[Dataset items]
□ □ □ □ □

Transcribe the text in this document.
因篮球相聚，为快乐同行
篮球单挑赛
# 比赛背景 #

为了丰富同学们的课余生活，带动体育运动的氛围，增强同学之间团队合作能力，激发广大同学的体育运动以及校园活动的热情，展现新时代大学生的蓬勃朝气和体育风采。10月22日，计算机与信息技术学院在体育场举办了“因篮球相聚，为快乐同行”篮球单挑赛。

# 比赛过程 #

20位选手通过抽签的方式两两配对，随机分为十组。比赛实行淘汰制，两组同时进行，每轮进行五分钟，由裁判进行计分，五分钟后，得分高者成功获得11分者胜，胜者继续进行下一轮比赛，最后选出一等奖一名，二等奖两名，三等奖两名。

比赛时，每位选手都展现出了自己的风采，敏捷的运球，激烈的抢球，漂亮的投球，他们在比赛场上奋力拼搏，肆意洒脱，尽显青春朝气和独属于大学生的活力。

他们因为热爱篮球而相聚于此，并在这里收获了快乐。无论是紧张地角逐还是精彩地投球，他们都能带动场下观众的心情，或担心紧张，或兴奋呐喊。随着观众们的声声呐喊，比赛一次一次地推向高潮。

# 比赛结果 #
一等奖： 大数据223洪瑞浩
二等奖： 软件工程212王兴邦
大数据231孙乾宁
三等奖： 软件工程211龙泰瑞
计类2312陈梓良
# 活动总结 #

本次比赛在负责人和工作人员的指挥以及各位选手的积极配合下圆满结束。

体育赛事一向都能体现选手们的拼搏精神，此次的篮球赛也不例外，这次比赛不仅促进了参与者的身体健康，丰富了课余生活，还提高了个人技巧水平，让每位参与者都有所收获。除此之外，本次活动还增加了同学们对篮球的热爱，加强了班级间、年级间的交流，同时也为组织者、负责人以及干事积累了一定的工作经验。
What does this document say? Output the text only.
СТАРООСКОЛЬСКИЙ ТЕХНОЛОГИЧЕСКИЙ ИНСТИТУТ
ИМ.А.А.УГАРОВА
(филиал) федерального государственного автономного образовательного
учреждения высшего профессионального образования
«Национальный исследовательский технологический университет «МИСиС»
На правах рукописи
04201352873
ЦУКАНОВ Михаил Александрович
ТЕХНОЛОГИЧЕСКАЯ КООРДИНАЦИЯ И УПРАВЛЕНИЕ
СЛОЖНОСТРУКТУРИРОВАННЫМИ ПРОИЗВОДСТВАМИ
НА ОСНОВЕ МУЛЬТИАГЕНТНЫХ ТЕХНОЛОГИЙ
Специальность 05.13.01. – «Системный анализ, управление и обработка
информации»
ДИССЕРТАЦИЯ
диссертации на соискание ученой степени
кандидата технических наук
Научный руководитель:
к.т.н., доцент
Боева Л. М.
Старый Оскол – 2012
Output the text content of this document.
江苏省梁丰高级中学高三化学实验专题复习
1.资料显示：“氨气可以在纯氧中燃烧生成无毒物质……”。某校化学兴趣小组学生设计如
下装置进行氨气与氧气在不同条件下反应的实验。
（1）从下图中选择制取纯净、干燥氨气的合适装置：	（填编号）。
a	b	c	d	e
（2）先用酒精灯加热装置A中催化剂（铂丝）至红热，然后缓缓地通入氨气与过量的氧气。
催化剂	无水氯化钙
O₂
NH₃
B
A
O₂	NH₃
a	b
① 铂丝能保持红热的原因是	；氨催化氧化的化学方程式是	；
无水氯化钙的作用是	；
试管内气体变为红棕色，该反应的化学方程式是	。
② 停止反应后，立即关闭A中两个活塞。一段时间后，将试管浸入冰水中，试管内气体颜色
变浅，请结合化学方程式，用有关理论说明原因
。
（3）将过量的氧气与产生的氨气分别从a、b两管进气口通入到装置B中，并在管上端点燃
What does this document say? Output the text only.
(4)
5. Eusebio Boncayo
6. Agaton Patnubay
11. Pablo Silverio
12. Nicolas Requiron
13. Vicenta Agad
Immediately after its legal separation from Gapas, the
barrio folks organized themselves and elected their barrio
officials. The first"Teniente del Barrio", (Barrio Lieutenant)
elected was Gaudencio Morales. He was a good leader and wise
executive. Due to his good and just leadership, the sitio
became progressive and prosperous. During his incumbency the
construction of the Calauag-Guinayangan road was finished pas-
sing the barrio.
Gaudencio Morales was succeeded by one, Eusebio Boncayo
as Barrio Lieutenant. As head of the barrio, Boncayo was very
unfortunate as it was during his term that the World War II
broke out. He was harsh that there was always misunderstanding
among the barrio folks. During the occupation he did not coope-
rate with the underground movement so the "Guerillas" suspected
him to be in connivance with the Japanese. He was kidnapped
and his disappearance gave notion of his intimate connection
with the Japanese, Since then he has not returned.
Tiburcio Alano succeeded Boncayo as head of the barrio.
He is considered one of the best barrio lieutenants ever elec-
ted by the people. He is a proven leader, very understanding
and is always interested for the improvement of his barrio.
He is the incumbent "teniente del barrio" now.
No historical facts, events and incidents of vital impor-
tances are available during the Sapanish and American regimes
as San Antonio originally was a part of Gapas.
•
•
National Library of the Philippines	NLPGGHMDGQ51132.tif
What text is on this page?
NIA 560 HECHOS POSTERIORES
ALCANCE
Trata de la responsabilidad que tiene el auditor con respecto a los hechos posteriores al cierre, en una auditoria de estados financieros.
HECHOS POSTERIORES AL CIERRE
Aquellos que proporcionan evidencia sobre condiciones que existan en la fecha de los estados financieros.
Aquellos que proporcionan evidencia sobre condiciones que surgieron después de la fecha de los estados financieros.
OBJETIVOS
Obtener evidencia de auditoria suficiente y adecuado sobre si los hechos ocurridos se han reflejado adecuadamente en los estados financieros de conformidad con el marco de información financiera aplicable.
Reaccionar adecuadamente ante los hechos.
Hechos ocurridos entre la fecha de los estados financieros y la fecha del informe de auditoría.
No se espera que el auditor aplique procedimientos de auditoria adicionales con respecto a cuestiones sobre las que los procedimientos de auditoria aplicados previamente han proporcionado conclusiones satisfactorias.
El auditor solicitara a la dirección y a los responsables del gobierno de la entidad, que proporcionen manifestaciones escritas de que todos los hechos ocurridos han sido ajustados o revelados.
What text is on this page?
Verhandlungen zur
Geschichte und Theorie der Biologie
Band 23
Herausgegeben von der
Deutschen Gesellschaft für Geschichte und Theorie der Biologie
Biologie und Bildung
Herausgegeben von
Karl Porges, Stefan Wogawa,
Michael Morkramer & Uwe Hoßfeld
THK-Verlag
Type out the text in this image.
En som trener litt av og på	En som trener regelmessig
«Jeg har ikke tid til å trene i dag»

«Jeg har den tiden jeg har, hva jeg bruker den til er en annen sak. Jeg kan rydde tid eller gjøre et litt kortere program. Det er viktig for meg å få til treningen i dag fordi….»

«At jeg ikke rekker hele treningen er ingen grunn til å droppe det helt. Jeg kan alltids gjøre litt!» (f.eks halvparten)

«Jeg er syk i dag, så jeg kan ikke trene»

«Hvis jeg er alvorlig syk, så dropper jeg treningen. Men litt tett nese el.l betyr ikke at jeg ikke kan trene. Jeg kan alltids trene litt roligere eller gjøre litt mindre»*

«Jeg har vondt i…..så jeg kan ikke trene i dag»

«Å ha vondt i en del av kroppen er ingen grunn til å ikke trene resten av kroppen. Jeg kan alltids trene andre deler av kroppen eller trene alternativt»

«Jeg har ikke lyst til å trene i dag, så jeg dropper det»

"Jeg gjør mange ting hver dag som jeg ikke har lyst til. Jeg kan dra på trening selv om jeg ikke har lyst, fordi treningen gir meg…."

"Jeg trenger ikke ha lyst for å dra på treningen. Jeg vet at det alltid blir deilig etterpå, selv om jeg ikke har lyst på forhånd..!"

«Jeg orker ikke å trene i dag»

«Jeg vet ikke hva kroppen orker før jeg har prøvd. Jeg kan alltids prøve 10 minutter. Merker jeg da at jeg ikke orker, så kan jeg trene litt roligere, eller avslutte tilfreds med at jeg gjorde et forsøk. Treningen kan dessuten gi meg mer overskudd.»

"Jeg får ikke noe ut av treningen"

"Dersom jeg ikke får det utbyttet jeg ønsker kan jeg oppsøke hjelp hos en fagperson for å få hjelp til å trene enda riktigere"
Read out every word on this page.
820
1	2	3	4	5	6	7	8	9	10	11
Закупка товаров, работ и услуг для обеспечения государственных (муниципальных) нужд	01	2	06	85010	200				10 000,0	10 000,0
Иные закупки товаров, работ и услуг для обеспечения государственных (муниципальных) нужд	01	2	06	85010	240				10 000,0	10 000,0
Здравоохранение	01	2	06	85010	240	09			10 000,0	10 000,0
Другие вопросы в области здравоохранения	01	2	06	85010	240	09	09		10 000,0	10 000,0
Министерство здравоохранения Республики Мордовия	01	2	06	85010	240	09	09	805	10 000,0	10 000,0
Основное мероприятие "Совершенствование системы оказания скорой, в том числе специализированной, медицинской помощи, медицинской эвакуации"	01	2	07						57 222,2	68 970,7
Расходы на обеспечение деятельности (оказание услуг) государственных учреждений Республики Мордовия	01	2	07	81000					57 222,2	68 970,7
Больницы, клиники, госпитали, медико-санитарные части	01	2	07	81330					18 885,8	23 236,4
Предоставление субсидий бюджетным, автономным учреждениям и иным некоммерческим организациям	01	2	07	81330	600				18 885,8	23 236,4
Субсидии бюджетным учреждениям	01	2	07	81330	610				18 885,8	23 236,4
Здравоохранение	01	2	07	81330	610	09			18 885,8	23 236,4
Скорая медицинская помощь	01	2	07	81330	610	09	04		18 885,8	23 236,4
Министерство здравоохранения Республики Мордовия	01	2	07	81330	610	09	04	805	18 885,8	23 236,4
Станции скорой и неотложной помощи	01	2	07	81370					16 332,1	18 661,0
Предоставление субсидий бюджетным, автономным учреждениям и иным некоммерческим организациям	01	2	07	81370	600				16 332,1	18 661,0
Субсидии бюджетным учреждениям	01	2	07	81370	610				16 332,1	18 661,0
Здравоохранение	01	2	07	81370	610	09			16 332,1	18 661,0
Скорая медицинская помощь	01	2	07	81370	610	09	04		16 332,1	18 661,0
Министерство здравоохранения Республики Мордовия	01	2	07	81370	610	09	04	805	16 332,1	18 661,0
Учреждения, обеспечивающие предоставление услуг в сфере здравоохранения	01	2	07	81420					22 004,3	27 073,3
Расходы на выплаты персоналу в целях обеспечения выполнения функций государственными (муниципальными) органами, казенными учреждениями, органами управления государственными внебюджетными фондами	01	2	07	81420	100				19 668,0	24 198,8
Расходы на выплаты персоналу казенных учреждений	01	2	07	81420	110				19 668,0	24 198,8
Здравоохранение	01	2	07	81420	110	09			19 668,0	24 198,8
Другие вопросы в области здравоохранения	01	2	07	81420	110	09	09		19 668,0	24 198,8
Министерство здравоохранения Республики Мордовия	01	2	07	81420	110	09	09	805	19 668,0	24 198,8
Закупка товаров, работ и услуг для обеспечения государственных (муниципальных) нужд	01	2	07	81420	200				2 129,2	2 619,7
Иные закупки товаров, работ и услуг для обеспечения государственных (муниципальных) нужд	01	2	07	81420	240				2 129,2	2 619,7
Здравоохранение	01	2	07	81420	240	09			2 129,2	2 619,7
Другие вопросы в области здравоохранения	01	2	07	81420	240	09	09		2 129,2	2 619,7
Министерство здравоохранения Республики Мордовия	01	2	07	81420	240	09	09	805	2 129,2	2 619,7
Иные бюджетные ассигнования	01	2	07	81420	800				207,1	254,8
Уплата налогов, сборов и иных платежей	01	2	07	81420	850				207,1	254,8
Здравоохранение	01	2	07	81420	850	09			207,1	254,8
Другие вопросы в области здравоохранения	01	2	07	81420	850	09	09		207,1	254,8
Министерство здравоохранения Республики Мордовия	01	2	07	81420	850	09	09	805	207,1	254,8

□ □ □ □ □

▶ [DIRECTION] Report how many lines in the data contain the word "товаров", with no words besides the number.

▶ [EXERCISE OUTPUT] 4